┌──

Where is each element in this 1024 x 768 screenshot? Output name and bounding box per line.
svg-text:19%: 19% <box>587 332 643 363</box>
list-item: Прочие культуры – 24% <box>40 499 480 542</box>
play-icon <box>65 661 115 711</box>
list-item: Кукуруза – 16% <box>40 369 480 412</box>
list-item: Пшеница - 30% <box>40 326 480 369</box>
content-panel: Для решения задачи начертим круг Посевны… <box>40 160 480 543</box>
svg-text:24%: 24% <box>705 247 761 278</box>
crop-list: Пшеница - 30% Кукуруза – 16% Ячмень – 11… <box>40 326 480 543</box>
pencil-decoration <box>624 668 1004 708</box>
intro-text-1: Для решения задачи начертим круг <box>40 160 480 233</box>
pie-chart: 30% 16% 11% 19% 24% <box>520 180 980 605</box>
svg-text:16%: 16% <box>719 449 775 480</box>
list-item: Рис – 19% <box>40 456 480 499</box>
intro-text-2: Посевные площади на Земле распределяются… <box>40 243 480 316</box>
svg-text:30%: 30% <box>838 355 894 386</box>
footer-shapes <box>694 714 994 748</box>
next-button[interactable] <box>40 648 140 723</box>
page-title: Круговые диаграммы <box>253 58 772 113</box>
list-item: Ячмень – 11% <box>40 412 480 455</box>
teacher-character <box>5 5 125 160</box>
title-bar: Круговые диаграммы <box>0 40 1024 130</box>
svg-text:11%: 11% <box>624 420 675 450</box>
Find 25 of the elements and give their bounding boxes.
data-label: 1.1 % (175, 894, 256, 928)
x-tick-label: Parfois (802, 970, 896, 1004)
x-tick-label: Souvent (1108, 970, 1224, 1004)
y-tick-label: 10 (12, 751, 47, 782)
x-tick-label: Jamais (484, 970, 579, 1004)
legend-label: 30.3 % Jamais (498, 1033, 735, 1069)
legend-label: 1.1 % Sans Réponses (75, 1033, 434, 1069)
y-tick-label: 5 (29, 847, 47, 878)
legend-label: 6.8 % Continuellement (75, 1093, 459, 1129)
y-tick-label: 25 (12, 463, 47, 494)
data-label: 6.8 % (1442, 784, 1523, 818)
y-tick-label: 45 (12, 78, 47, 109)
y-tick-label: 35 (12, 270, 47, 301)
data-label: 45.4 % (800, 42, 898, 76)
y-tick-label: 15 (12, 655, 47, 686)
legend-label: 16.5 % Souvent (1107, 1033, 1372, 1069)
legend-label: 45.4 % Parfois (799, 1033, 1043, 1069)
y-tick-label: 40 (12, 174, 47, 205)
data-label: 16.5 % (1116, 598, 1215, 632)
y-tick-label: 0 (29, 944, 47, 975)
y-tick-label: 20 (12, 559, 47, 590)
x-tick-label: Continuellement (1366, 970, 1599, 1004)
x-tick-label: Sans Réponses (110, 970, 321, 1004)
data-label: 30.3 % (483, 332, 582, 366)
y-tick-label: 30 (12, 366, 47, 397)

└──

:: Problem requirements ::
Reproduce every line of the listing above word for word.

:: Solution to this task ::
Where is each element in this 1024 x 768 screenshot? Output name and bounding box per line.
svg-text:19%: 19% <box>587 332 643 363</box>
list-item: Прочие культуры – 24% <box>40 499 480 542</box>
play-icon <box>65 661 115 711</box>
list-item: Кукуруза – 16% <box>40 369 480 412</box>
list-item: Пшеница - 30% <box>40 326 480 369</box>
content-panel: Для решения задачи начертим круг Посевны… <box>40 160 480 543</box>
svg-text:24%: 24% <box>705 247 761 278</box>
crop-list: Пшеница - 30% Кукуруза – 16% Ячмень – 11… <box>40 326 480 543</box>
pencil-decoration <box>624 668 1004 708</box>
intro-text-1: Для решения задачи начертим круг <box>40 160 480 233</box>
pie-chart: 30% 16% 11% 19% 24% <box>520 180 980 605</box>
svg-text:16%: 16% <box>719 449 775 480</box>
list-item: Рис – 19% <box>40 456 480 499</box>
intro-text-2: Посевные площади на Земле распределяются… <box>40 243 480 316</box>
svg-text:30%: 30% <box>838 355 894 386</box>
footer-shapes <box>694 714 994 748</box>
next-button[interactable] <box>40 648 140 723</box>
page-title: Круговые диаграммы <box>253 58 772 113</box>
list-item: Ячмень – 11% <box>40 412 480 455</box>
teacher-character <box>5 5 125 160</box>
title-bar: Круговые диаграммы <box>0 40 1024 130</box>
svg-text:11%: 11% <box>624 420 675 450</box>
Find 25 of the elements and give their bounding boxes.
data-label: 1.1 % (175, 894, 256, 928)
x-tick-label: Parfois (802, 970, 896, 1004)
x-tick-label: Souvent (1108, 970, 1224, 1004)
y-tick-label: 10 (12, 751, 47, 782)
x-tick-label: Jamais (484, 970, 579, 1004)
legend-label: 30.3 % Jamais (498, 1033, 735, 1069)
legend-label: 1.1 % Sans Réponses (75, 1033, 434, 1069)
y-tick-label: 5 (29, 847, 47, 878)
legend-label: 6.8 % Continuellement (75, 1093, 459, 1129)
y-tick-label: 25 (12, 463, 47, 494)
data-label: 6.8 % (1442, 784, 1523, 818)
y-tick-label: 45 (12, 78, 47, 109)
y-tick-label: 35 (12, 270, 47, 301)
data-label: 45.4 % (800, 42, 898, 76)
y-tick-label: 15 (12, 655, 47, 686)
legend-label: 16.5 % Souvent (1107, 1033, 1372, 1069)
legend-label: 45.4 % Parfois (799, 1033, 1043, 1069)
y-tick-label: 40 (12, 174, 47, 205)
data-label: 16.5 % (1116, 598, 1215, 632)
y-tick-label: 0 (29, 944, 47, 975)
y-tick-label: 20 (12, 559, 47, 590)
x-tick-label: Continuellement (1366, 970, 1599, 1004)
x-tick-label: Sans Réponses (110, 970, 321, 1004)
data-label: 30.3 % (483, 332, 582, 366)
y-tick-label: 30 (12, 366, 47, 397)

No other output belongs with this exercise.